What the task asks: Without including any pictures, write out the listing below exactly.

Source data:
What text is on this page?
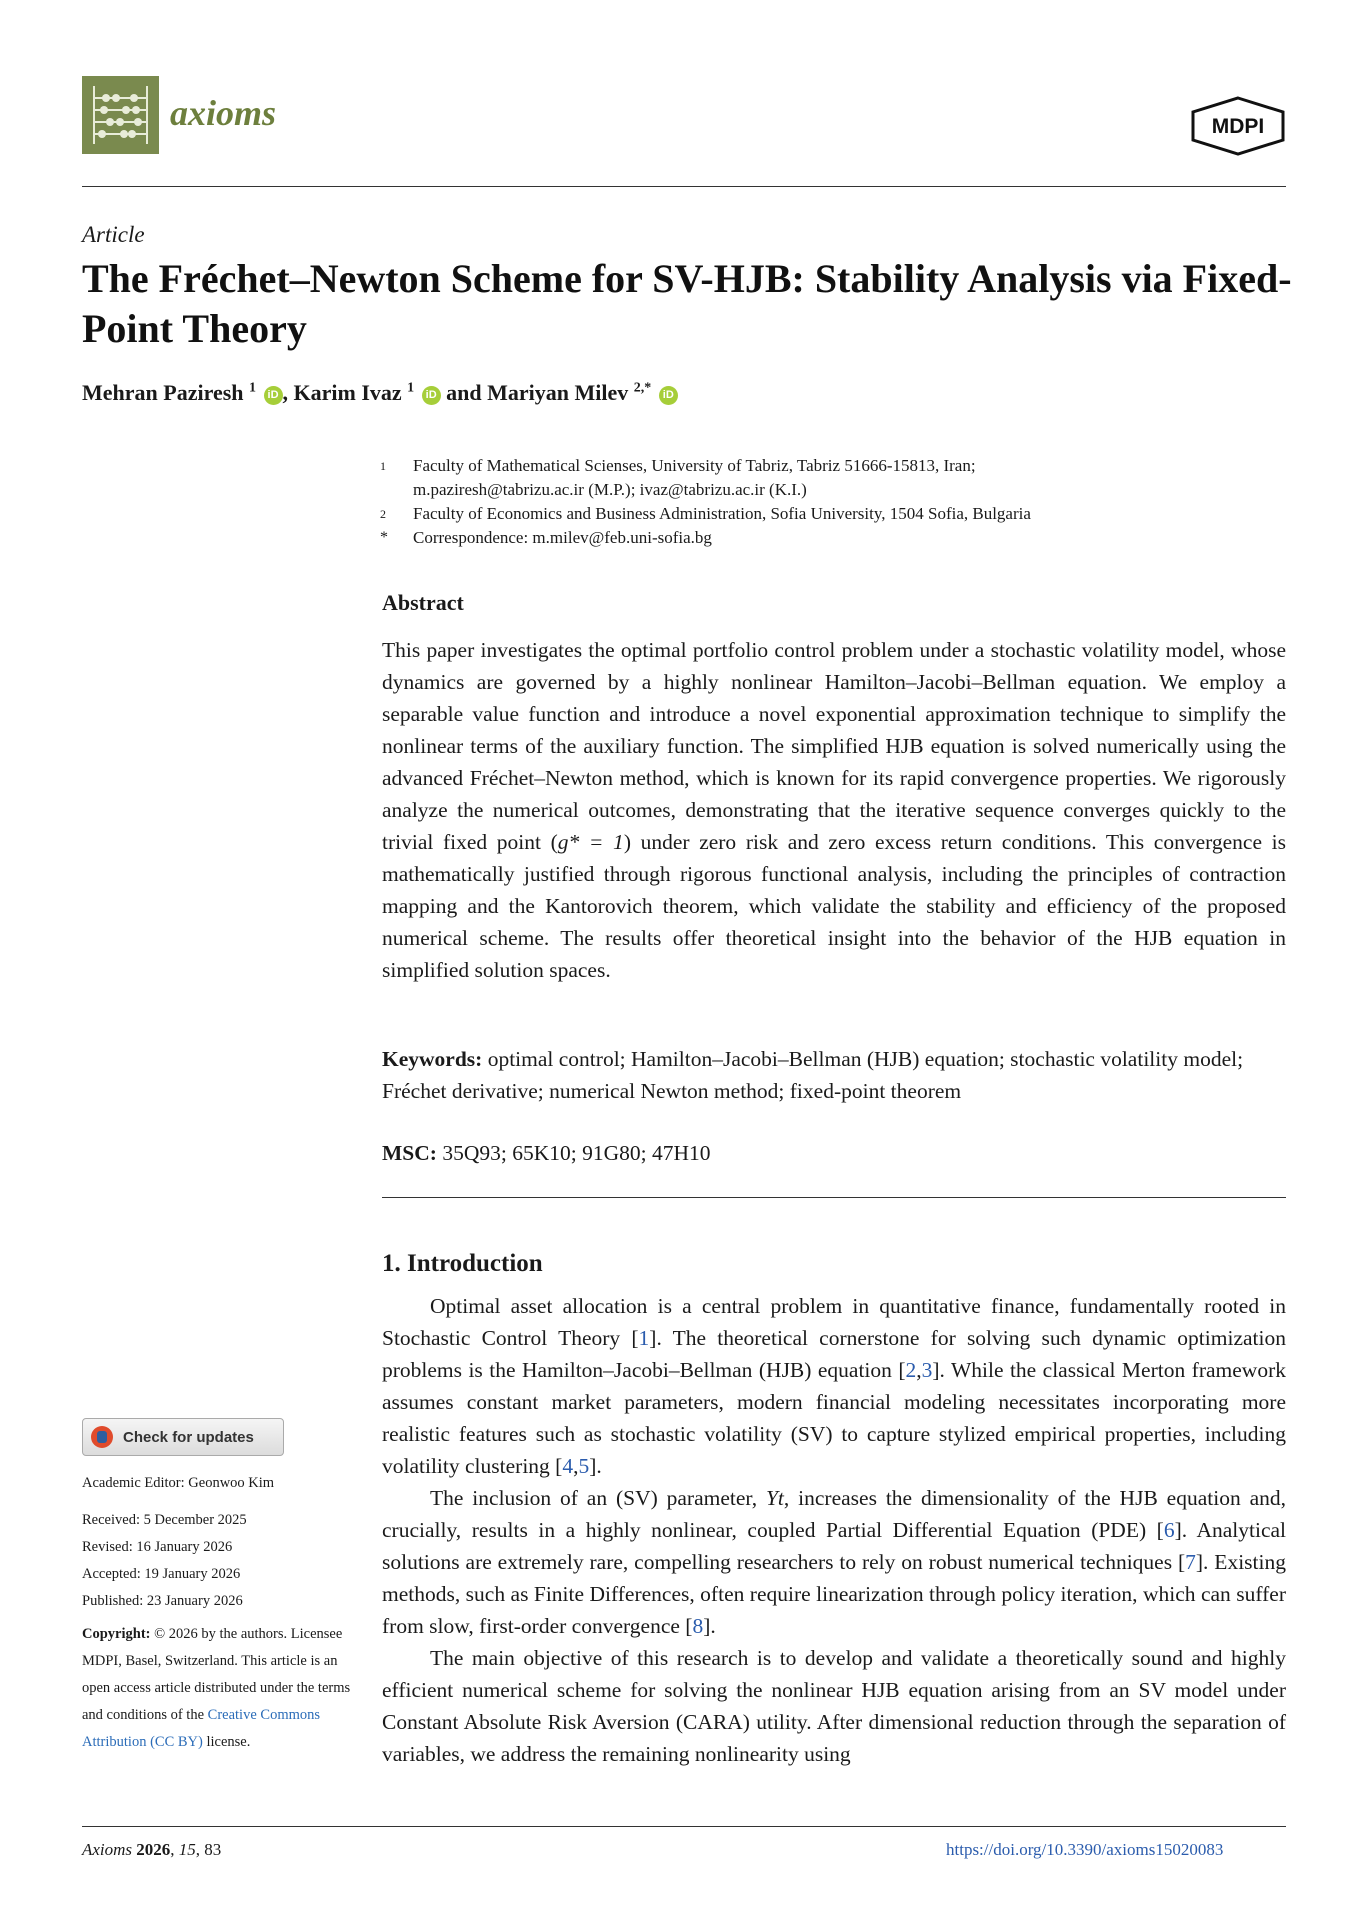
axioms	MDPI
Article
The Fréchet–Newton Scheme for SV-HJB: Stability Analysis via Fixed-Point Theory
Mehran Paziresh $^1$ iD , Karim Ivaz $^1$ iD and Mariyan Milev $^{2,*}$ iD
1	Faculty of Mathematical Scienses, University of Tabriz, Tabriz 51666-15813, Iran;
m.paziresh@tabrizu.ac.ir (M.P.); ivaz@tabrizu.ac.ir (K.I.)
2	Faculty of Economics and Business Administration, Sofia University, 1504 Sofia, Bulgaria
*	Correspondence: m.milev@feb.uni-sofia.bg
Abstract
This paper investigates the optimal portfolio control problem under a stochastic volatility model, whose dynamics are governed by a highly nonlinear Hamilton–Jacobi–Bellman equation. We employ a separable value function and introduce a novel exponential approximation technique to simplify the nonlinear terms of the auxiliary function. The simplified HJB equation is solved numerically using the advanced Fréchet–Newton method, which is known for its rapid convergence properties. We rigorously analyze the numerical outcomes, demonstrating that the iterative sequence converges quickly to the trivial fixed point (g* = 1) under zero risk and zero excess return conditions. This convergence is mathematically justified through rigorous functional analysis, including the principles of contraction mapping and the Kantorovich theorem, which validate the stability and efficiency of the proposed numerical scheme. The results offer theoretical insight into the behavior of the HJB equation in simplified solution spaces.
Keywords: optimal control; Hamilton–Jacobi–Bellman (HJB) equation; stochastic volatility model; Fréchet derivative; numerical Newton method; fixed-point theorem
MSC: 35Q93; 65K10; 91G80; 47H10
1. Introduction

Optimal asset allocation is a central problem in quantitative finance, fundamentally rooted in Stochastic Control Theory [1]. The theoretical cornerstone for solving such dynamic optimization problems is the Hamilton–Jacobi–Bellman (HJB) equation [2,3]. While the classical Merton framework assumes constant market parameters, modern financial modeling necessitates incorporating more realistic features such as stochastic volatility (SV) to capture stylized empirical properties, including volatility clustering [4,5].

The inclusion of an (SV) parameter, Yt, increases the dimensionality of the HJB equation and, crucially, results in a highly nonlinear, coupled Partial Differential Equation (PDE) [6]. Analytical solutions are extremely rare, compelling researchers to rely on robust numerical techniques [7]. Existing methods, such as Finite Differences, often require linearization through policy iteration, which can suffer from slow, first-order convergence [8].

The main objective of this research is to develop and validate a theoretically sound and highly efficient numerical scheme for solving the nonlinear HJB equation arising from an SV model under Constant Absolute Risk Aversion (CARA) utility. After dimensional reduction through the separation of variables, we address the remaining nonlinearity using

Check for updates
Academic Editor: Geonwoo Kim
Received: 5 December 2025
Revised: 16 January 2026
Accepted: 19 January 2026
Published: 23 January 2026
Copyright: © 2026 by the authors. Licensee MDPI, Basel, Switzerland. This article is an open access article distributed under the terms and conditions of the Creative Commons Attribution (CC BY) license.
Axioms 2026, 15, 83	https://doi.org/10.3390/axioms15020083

Solution below:
What text is on this page?
axioms	MDPI
Article
The Fréchet–Newton Scheme for SV-HJB: Stability Analysis via Fixed-Point Theory
Mehran Paziresh $^1$ iD , Karim Ivaz $^1$ iD and Mariyan Milev $^{2,*}$ iD
1	Faculty of Mathematical Scienses, University of Tabriz, Tabriz 51666-15813, Iran;
m.paziresh@tabrizu.ac.ir (M.P.); ivaz@tabrizu.ac.ir (K.I.)
2	Faculty of Economics and Business Administration, Sofia University, 1504 Sofia, Bulgaria
*	Correspondence: m.milev@feb.uni-sofia.bg
Abstract
This paper investigates the optimal portfolio control problem under a stochastic volatility model, whose dynamics are governed by a highly nonlinear Hamilton–Jacobi–Bellman equation. We employ a separable value function and introduce a novel exponential approximation technique to simplify the nonlinear terms of the auxiliary function. The simplified HJB equation is solved numerically using the advanced Fréchet–Newton method, which is known for its rapid convergence properties. We rigorously analyze the numerical outcomes, demonstrating that the iterative sequence converges quickly to the trivial fixed point (g* = 1) under zero risk and zero excess return conditions. This convergence is mathematically justified through rigorous functional analysis, including the principles of contraction mapping and the Kantorovich theorem, which validate the stability and efficiency of the proposed numerical scheme. The results offer theoretical insight into the behavior of the HJB equation in simplified solution spaces.
Keywords: optimal control; Hamilton–Jacobi–Bellman (HJB) equation; stochastic volatility model; Fréchet derivative; numerical Newton method; fixed-point theorem
MSC: 35Q93; 65K10; 91G80; 47H10
1. Introduction

Optimal asset allocation is a central problem in quantitative finance, fundamentally rooted in Stochastic Control Theory [1]. The theoretical cornerstone for solving such dynamic optimization problems is the Hamilton–Jacobi–Bellman (HJB) equation [2,3]. While the classical Merton framework assumes constant market parameters, modern financial modeling necessitates incorporating more realistic features such as stochastic volatility (SV) to capture stylized empirical properties, including volatility clustering [4,5].

The inclusion of an (SV) parameter, Yt, increases the dimensionality of the HJB equation and, crucially, results in a highly nonlinear, coupled Partial Differential Equation (PDE) [6]. Analytical solutions are extremely rare, compelling researchers to rely on robust numerical techniques [7]. Existing methods, such as Finite Differences, often require linearization through policy iteration, which can suffer from slow, first-order convergence [8].

The main objective of this research is to develop and validate a theoretically sound and highly efficient numerical scheme for solving the nonlinear HJB equation arising from an SV model under Constant Absolute Risk Aversion (CARA) utility. After dimensional reduction through the separation of variables, we address the remaining nonlinearity using

Check for updates
Academic Editor: Geonwoo Kim
Received: 5 December 2025
Revised: 16 January 2026
Accepted: 19 January 2026
Published: 23 January 2026
Copyright: © 2026 by the authors. Licensee MDPI, Basel, Switzerland. This article is an open access article distributed under the terms and conditions of the Creative Commons Attribution (CC BY) license.
Axioms 2026, 15, 83	https://doi.org/10.3390/axioms15020083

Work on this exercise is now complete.